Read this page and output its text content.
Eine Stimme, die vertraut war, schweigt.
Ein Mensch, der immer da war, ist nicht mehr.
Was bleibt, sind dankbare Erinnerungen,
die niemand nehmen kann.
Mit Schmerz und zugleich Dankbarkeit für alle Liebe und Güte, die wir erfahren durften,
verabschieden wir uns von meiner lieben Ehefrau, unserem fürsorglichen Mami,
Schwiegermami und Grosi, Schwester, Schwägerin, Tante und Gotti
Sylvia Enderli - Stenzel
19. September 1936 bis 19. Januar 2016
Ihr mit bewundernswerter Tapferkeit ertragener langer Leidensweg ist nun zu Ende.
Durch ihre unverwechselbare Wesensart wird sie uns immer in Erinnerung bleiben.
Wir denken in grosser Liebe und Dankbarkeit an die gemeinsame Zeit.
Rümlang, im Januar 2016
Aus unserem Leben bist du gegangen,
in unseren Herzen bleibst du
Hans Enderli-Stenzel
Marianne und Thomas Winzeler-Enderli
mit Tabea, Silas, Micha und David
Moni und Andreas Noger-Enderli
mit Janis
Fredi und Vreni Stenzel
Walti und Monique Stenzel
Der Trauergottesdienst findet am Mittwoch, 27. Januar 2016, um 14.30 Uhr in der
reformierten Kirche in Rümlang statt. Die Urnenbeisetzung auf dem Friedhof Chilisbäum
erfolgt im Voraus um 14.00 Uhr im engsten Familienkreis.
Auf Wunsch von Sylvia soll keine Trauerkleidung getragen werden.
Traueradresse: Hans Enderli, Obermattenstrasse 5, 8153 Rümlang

---

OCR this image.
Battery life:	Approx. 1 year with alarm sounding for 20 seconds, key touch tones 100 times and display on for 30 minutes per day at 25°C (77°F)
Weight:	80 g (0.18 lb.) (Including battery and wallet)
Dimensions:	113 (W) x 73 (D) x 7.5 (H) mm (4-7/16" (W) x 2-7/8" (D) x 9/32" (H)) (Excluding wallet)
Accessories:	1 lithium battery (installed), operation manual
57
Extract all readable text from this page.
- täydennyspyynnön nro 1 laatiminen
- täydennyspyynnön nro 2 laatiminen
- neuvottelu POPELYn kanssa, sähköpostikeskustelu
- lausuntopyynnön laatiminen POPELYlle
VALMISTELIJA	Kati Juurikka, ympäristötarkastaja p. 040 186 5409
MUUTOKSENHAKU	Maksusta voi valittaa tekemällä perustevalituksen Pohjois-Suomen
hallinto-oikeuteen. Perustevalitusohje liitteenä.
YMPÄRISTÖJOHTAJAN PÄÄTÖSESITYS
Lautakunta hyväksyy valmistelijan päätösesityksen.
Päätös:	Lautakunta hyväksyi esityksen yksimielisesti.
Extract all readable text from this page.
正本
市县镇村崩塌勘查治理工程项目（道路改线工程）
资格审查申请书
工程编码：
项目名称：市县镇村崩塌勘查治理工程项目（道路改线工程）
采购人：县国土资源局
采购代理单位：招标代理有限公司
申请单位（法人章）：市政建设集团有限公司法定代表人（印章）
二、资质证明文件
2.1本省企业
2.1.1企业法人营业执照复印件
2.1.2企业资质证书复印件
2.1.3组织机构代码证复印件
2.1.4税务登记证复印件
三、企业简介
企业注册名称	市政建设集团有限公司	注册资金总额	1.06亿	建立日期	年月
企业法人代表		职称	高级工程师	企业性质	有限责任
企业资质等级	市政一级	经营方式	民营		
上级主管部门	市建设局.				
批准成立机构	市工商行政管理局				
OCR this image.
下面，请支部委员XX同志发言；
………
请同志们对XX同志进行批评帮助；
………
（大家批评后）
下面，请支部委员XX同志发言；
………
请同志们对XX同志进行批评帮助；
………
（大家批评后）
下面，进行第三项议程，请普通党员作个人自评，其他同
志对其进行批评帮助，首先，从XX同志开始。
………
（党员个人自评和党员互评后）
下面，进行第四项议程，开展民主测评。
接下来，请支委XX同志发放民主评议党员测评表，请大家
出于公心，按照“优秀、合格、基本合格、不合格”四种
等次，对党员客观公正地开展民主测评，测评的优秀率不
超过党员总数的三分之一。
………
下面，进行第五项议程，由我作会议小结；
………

---

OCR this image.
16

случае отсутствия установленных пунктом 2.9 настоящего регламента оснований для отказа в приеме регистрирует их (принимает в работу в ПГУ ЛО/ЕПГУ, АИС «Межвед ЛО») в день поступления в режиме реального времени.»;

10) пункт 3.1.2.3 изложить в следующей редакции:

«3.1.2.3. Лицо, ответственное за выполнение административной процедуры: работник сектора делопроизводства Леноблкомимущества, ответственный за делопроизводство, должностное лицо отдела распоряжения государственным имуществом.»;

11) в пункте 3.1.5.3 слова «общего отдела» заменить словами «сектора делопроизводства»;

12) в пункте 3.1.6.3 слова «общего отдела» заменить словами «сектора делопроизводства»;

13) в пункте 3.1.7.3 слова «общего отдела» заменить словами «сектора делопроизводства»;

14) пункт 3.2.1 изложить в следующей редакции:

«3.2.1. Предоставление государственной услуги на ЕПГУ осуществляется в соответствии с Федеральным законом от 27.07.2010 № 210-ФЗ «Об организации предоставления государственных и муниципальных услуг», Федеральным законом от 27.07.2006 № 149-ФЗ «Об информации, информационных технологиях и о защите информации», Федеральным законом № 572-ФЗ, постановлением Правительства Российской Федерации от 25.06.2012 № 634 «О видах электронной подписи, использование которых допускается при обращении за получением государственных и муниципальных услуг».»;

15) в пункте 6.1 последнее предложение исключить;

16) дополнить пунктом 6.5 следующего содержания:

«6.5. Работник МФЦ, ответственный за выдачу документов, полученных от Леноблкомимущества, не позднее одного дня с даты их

What is being asked —
Among the entries above, identify all lines with "unserem" and copy them.

Answer to the exercise —
verabschieden wir uns von meiner lieben Ehefrau, unserem fürsorglichen Mami,
Aus unserem Leben bist du gegangen,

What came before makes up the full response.